§ INSTRUCTIONS FOR THE TASK: Show all lines holding the string "JELAČIĆA".

Stored items
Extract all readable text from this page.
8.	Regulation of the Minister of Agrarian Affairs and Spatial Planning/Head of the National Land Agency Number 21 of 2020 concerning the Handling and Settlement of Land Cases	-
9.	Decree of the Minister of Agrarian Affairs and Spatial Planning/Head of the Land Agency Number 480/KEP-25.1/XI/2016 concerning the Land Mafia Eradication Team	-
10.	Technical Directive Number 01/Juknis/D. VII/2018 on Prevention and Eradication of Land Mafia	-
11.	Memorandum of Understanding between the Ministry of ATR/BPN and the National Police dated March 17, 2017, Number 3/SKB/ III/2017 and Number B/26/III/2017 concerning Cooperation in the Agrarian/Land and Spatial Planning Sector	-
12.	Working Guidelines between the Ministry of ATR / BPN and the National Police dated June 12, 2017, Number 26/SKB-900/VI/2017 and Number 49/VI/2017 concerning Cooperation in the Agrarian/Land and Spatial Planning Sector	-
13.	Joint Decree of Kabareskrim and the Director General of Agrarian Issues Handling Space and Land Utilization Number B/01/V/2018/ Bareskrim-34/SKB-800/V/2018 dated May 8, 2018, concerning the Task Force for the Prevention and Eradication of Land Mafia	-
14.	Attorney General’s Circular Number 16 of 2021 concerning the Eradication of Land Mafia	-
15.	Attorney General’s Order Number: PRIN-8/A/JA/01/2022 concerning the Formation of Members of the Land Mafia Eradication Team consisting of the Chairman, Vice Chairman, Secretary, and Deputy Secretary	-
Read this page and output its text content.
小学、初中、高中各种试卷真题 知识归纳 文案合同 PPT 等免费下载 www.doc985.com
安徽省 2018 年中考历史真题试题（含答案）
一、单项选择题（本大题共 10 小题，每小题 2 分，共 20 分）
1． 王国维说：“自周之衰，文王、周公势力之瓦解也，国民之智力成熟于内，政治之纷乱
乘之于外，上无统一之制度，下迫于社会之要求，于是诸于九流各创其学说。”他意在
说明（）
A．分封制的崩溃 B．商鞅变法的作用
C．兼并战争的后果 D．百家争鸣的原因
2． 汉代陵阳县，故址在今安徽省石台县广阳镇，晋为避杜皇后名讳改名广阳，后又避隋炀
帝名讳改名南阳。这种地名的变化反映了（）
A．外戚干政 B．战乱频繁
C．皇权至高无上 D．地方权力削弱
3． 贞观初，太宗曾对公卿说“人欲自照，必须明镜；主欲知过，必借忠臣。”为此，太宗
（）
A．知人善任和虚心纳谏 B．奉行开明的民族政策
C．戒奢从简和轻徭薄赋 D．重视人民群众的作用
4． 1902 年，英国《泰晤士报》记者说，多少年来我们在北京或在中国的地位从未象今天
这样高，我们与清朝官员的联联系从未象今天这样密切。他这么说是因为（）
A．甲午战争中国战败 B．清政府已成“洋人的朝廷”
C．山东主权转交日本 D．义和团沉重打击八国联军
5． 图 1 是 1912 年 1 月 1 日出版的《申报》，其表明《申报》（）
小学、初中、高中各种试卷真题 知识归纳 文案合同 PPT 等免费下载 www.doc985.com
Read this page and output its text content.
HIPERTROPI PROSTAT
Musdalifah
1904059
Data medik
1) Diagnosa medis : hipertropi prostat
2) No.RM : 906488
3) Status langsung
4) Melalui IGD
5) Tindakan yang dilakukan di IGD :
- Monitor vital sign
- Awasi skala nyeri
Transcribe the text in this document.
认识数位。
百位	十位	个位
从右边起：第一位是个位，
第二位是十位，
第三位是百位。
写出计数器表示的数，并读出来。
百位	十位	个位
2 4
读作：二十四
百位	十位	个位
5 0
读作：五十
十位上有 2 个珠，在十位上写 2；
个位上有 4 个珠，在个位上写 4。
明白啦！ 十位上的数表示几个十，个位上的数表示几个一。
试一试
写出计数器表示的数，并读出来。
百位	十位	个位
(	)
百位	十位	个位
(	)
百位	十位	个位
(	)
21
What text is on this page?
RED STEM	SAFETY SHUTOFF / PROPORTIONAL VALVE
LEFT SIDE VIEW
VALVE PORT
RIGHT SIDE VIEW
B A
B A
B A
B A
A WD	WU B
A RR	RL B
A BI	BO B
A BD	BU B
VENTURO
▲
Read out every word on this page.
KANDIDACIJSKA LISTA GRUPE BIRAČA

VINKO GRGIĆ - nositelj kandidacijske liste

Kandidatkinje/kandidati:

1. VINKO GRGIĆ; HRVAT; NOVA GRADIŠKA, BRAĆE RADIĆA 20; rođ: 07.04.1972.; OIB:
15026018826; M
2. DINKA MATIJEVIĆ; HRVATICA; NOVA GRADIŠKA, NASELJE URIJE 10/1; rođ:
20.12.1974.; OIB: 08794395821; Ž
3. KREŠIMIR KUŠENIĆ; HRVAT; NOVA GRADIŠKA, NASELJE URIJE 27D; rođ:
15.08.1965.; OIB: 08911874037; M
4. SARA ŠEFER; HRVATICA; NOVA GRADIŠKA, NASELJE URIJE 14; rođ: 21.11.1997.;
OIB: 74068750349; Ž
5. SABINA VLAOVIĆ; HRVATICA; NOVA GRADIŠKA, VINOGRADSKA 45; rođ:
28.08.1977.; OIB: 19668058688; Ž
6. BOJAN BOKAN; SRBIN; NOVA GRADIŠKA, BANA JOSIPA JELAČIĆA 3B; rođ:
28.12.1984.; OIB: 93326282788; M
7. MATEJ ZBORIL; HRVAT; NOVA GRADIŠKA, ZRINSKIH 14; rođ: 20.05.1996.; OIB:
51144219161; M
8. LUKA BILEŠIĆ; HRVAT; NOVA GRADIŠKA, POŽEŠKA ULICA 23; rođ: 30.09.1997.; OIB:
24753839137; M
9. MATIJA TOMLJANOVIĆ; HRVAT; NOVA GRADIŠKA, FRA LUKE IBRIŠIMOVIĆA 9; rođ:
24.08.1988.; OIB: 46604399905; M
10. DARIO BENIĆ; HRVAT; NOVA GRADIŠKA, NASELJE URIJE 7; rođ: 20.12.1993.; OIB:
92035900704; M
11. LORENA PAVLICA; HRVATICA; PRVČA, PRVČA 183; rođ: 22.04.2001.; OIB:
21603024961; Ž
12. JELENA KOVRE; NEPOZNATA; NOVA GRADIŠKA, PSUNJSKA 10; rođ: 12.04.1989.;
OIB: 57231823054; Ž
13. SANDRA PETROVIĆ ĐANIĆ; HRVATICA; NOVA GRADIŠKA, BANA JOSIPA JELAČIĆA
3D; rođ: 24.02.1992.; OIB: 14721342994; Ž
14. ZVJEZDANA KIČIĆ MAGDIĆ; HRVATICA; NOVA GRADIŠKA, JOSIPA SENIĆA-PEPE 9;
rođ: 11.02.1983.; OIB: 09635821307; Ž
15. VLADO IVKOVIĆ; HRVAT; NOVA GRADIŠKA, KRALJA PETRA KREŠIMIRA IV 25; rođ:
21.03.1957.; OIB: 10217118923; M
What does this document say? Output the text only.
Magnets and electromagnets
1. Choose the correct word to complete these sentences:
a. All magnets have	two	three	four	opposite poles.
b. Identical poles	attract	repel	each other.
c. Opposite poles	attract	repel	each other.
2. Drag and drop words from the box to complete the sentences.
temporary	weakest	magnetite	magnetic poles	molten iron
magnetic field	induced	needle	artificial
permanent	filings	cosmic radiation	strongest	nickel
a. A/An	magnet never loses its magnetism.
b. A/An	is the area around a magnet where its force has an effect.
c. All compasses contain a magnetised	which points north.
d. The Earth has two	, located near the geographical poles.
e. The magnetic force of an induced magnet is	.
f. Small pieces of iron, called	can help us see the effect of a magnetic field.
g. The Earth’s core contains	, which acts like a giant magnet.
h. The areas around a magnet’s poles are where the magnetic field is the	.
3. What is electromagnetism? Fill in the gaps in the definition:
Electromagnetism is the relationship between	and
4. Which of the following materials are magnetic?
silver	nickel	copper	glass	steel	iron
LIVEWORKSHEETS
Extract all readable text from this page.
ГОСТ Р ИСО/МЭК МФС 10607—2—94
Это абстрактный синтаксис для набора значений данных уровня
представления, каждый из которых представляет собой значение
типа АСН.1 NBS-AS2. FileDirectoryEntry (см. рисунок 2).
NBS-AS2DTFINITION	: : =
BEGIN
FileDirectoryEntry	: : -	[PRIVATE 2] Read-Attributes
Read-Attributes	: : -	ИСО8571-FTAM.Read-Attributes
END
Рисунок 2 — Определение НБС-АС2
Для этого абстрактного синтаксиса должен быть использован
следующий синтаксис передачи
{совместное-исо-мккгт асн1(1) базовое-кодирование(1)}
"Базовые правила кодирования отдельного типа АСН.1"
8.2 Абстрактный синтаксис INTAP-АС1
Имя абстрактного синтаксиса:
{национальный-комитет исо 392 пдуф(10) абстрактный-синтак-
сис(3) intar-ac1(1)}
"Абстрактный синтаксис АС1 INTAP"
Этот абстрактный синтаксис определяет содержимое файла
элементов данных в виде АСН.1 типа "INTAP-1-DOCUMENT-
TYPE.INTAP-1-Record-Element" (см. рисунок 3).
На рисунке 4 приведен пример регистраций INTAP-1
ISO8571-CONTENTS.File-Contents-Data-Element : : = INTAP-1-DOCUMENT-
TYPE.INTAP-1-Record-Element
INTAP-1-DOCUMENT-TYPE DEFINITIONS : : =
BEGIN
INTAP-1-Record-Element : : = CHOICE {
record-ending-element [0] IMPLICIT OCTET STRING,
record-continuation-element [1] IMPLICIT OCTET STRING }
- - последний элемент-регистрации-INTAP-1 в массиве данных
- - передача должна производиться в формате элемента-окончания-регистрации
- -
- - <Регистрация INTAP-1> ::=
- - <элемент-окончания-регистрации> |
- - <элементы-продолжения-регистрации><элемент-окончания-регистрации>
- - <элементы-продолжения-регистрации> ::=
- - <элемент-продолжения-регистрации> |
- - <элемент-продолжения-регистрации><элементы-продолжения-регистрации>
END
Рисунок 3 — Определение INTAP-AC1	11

§ TASK ANSWER:
6. BOJAN BOKAN; SRBIN; NOVA GRADIŠKA, BANA JOSIPA JELAČIĆA 3B; rođ:
13. SANDRA PETROVIĆ ĐANIĆ; HRVATICA; NOVA GRADIŠKA, BANA JOSIPA JELAČIĆA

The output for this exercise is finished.